___ AVAILABLE DATA ___

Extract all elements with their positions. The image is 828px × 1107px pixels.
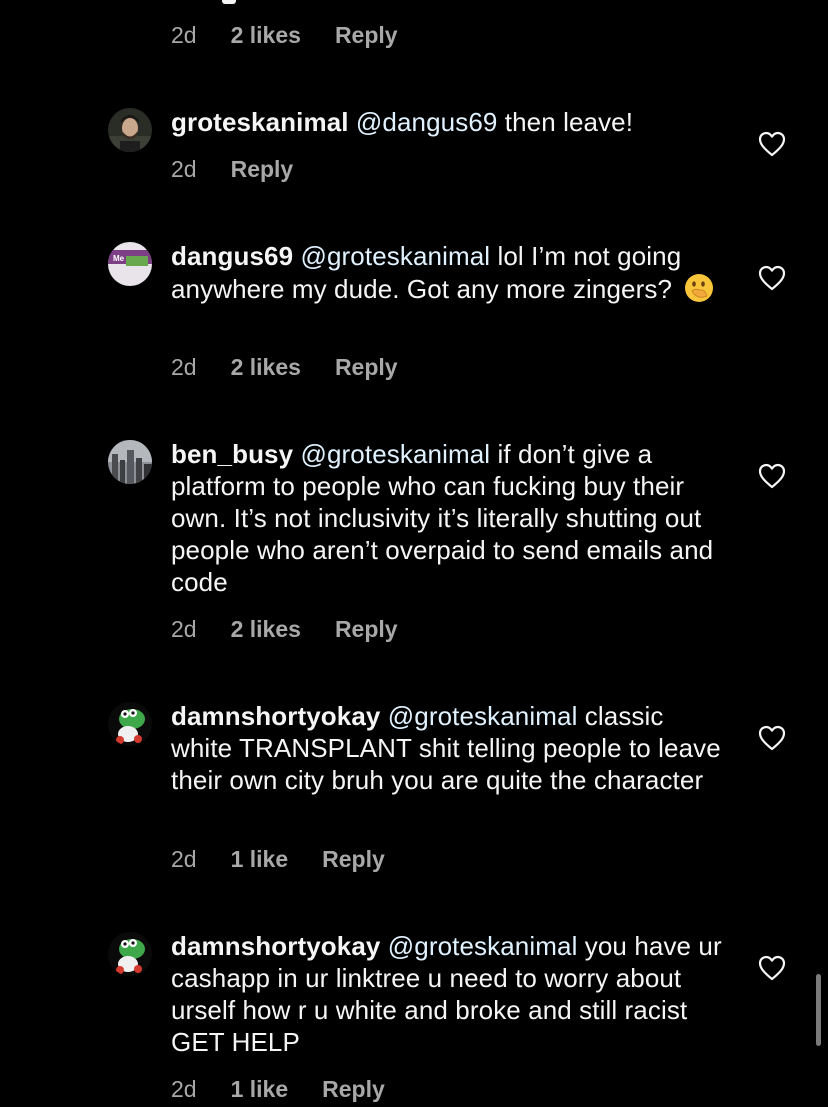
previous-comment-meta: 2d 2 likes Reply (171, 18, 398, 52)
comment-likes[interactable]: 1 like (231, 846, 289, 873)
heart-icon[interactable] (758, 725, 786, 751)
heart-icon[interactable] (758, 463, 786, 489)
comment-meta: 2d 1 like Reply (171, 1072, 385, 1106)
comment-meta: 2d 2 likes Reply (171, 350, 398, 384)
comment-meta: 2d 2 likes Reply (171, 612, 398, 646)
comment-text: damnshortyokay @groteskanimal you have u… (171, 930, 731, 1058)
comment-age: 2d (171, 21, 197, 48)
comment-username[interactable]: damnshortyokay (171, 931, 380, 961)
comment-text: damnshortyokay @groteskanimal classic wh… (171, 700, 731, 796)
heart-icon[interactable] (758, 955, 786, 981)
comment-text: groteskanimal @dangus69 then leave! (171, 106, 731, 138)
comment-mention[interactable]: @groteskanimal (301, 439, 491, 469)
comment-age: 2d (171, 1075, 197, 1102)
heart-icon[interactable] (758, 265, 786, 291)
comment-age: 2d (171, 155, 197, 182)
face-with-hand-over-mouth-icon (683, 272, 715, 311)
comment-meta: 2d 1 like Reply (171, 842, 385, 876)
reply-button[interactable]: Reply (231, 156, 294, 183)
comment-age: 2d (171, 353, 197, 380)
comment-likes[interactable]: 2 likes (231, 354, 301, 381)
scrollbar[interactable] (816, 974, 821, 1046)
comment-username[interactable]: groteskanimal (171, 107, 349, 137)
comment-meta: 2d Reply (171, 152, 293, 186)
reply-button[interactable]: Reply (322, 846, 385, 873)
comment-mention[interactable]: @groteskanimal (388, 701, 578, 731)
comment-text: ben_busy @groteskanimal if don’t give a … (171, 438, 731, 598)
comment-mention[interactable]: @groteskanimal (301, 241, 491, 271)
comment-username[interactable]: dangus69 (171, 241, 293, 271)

___

### GIVEN EXERCISE
Write out the lines from the records above, from the line containing "previous-comment-meta: 2d 2" through the line containing "comment-age: 2d (171, 155, 197, 182)", inclusive.

### SOLUTION FOR THIS TASK
previous-comment-meta: 2d 2 likes Reply (171, 18, 398, 52)
comment-likes[interactable]: 1 like (231, 846, 289, 873)
heart-icon[interactable] (758, 725, 786, 751)
heart-icon[interactable] (758, 463, 786, 489)
comment-meta: 2d 1 like Reply (171, 1072, 385, 1106)
comment-meta: 2d 2 likes Reply (171, 350, 398, 384)
comment-meta: 2d 2 likes Reply (171, 612, 398, 646)
comment-text: damnshortyokay @groteskanimal you have u… (171, 930, 731, 1058)
comment-age: 2d (171, 21, 197, 48)
comment-username[interactable]: damnshortyokay (171, 931, 380, 961)
comment-text: damnshortyokay @groteskanimal classic wh… (171, 700, 731, 796)
heart-icon[interactable] (758, 955, 786, 981)
comment-text: groteskanimal @dangus69 then leave! (171, 106, 731, 138)
comment-mention[interactable]: @groteskanimal (301, 439, 491, 469)
comment-age: 2d (171, 1075, 197, 1102)
heart-icon[interactable] (758, 265, 786, 291)
comment-age: 2d (171, 155, 197, 182)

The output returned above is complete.